→ ENTRIES SHOWN:
★ ★ ★ ★ ★ ★ ★
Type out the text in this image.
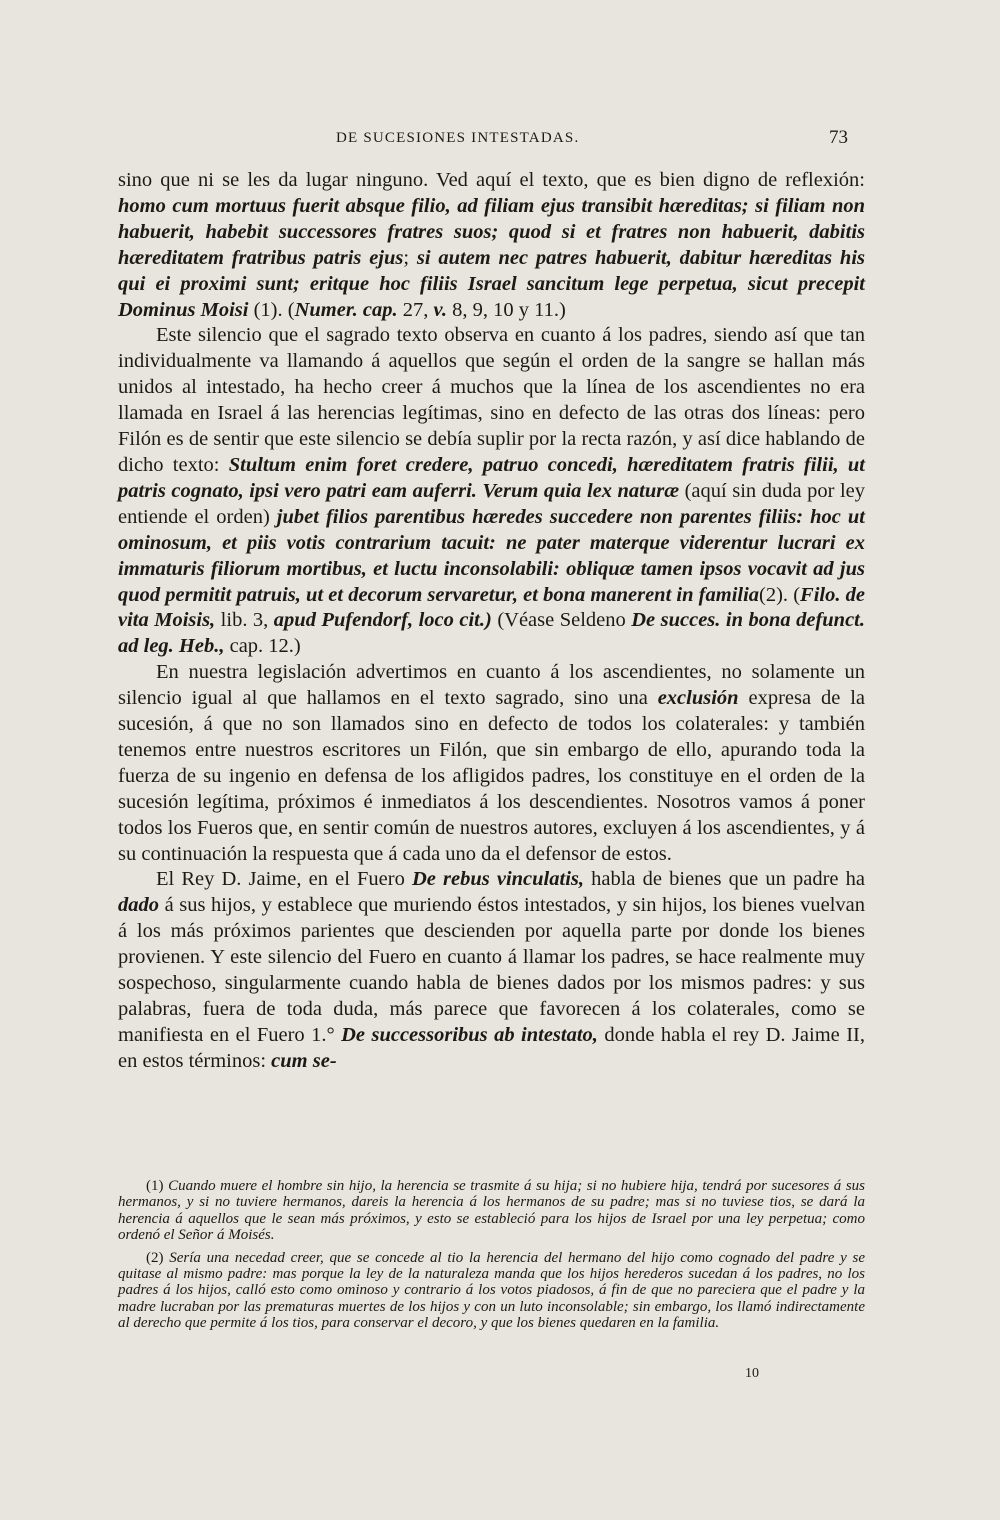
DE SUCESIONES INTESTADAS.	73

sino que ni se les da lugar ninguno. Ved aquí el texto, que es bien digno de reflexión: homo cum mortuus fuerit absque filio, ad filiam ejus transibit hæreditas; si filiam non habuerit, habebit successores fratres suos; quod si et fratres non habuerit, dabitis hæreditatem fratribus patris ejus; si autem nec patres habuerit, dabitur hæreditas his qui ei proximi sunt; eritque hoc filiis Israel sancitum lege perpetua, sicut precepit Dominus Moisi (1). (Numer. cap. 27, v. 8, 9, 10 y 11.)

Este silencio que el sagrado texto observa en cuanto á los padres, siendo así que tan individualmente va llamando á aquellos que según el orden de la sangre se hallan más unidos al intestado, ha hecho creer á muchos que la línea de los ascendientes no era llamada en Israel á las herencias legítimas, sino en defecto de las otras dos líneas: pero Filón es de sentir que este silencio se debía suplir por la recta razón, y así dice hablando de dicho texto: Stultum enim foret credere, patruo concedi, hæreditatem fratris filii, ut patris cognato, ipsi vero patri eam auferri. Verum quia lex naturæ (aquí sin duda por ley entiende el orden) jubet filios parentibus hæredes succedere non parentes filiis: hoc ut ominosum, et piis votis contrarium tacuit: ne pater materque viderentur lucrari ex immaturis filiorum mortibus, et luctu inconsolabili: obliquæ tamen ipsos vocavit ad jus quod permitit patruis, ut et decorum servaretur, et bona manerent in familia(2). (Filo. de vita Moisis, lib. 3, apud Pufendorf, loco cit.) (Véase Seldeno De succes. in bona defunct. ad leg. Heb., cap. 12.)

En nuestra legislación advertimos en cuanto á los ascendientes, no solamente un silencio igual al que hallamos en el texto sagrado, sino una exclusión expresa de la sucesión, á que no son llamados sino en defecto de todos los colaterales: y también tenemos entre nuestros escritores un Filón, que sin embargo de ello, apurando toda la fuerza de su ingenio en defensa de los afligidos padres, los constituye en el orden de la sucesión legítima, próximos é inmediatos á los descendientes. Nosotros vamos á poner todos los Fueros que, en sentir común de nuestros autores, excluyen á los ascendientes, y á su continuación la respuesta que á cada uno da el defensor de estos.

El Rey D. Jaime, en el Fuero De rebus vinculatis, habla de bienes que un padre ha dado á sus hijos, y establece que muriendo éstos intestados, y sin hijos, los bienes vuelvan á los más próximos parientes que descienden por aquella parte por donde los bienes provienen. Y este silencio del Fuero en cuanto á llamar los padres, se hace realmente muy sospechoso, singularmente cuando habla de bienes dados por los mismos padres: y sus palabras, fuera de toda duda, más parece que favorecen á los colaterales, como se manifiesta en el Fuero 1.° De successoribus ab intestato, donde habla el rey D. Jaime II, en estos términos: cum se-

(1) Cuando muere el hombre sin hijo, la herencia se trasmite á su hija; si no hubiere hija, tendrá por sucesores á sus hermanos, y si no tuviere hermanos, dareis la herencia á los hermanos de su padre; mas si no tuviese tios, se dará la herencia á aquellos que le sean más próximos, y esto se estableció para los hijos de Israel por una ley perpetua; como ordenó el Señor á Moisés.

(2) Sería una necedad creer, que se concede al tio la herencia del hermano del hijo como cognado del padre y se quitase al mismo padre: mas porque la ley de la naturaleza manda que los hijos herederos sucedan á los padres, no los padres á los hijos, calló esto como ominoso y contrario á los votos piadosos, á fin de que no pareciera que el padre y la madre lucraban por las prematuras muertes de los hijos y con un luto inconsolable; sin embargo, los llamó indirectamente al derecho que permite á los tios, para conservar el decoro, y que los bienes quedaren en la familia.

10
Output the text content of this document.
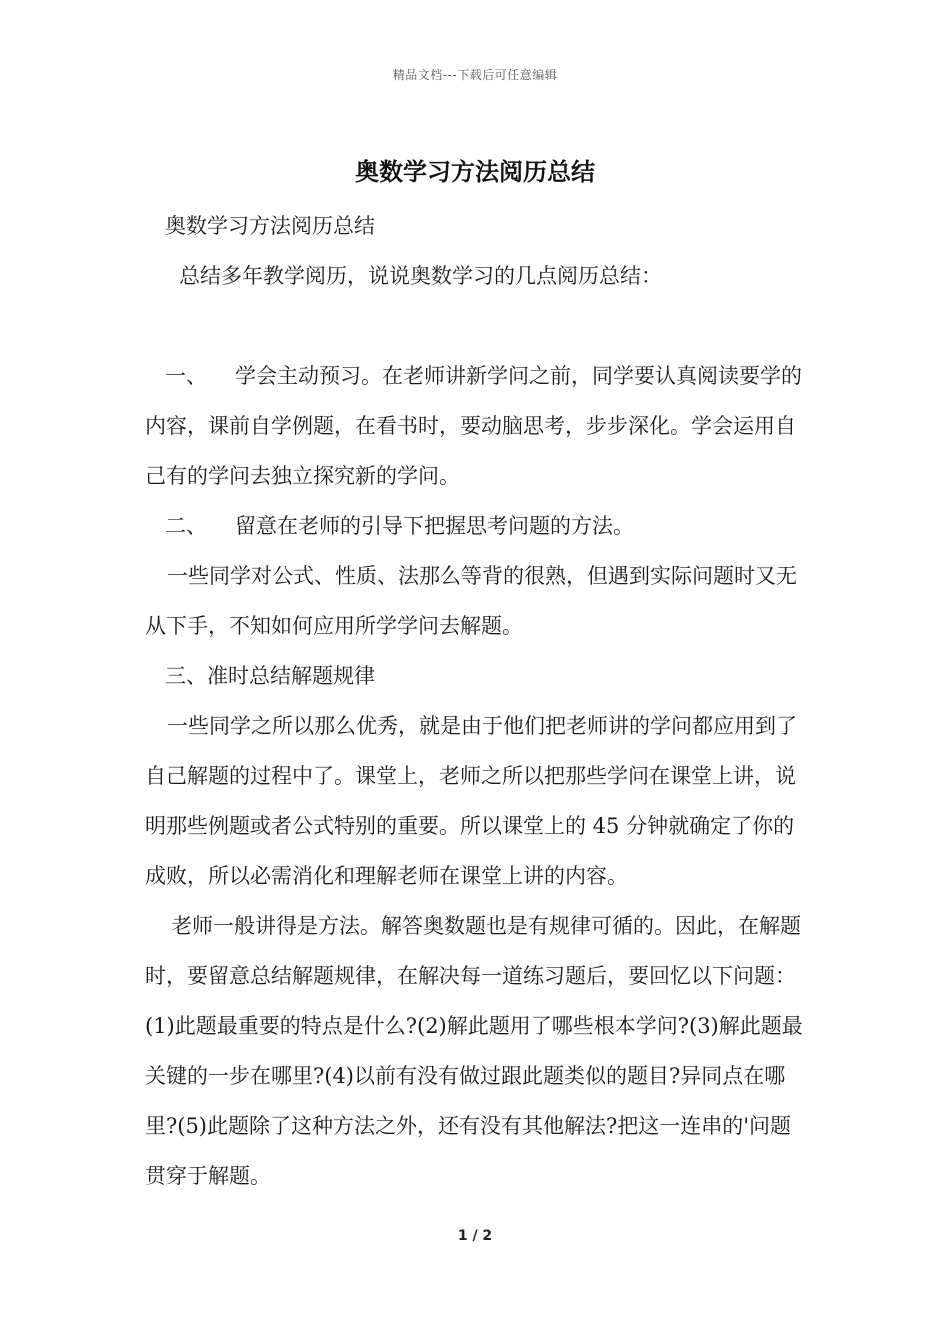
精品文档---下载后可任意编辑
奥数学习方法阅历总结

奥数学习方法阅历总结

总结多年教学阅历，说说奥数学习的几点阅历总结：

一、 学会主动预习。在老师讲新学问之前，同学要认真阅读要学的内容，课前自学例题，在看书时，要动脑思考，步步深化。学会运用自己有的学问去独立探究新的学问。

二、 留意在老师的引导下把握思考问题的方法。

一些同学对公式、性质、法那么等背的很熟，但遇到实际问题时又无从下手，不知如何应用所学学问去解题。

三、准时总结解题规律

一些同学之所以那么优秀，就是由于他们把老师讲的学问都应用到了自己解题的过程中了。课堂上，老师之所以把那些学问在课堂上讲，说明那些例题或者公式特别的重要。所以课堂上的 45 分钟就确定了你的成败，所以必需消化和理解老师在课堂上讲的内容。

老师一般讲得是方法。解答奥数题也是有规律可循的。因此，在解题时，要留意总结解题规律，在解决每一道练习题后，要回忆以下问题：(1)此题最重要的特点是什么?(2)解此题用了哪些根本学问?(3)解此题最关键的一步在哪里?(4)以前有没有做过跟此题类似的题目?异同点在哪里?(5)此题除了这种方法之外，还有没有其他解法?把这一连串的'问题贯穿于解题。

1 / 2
★ ★ ★ ★ ★ ★ ★
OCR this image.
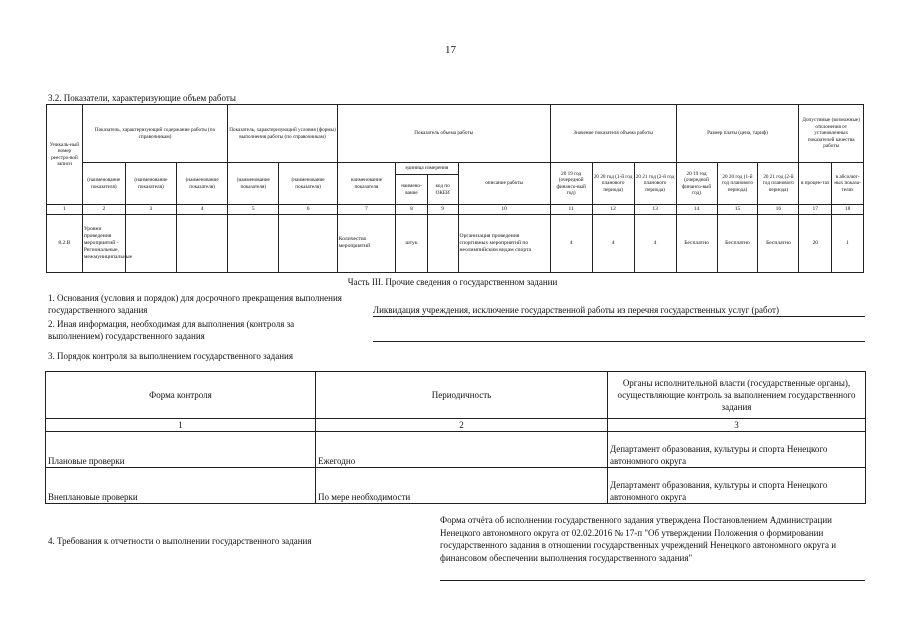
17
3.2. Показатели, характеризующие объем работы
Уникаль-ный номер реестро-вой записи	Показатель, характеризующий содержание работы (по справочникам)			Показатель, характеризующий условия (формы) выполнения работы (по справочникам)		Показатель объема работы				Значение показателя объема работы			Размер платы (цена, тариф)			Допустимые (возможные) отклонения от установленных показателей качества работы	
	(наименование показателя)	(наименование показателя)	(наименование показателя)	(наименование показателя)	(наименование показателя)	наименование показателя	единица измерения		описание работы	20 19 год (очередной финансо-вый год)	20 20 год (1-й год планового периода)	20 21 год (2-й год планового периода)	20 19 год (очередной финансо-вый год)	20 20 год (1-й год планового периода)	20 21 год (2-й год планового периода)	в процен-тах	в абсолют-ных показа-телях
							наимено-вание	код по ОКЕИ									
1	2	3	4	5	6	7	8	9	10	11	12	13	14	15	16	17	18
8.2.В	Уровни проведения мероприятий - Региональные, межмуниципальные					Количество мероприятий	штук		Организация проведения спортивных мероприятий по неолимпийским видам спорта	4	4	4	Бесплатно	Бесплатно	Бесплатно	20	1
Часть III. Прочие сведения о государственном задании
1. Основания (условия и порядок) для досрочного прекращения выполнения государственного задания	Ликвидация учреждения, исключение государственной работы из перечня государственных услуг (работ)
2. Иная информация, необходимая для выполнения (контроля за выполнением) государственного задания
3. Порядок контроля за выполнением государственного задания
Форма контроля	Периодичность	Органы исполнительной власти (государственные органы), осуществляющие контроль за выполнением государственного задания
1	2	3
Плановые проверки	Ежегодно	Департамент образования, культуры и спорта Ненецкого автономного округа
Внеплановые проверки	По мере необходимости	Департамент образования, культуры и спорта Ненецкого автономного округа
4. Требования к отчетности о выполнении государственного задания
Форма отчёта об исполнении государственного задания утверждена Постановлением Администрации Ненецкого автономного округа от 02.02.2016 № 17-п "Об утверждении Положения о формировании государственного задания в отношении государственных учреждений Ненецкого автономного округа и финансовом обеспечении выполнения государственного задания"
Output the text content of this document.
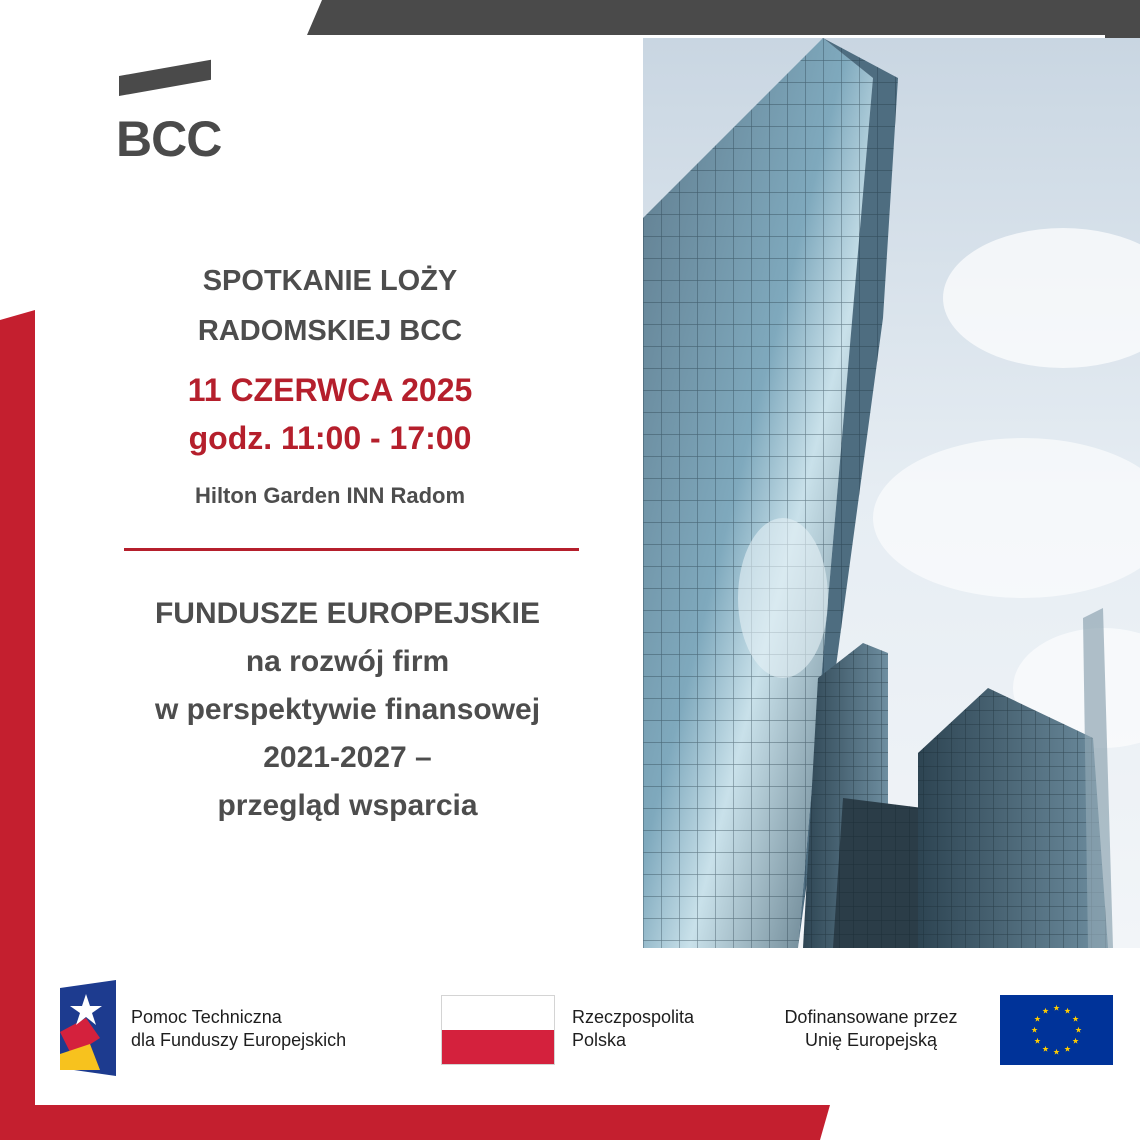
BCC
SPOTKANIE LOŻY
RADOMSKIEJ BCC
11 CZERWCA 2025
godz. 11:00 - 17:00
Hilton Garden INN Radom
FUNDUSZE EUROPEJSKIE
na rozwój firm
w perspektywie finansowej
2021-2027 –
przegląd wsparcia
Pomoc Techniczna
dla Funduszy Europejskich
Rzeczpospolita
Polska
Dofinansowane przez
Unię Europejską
★ ★ ★ ★ ★ ★ ★
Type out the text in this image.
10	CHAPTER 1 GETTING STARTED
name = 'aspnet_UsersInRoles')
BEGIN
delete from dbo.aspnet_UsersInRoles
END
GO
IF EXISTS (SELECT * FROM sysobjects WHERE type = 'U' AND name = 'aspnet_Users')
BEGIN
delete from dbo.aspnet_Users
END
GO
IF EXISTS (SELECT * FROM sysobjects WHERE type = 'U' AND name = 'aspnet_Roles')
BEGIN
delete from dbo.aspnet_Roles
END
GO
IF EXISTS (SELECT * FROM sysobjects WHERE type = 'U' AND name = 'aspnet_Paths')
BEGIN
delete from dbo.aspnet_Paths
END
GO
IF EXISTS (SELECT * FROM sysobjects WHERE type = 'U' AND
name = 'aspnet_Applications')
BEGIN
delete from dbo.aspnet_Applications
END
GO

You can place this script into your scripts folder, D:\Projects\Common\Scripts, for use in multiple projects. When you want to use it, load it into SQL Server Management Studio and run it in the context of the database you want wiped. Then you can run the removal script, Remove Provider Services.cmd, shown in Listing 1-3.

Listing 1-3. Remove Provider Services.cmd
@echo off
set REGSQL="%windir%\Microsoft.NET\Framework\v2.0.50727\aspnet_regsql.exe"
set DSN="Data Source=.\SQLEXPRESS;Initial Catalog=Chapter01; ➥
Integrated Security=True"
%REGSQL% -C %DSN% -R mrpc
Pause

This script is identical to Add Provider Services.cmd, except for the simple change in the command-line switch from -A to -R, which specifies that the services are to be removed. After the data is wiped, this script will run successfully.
★ ★ ★ ★ ★ ★ ★
→ SHORT EXERCISE: Report each line of the material above where the word "EXISTS" appears.

→ FINISHED ANSWER:
IF EXISTS (SELECT * FROM sysobjects WHERE type = 'U' AND name = 'aspnet_Users')
IF EXISTS (SELECT * FROM sysobjects WHERE type = 'U' AND name = 'aspnet_Roles')
IF EXISTS (SELECT * FROM sysobjects WHERE type = 'U' AND name = 'aspnet_Paths')
IF EXISTS (SELECT * FROM sysobjects WHERE type = 'U' AND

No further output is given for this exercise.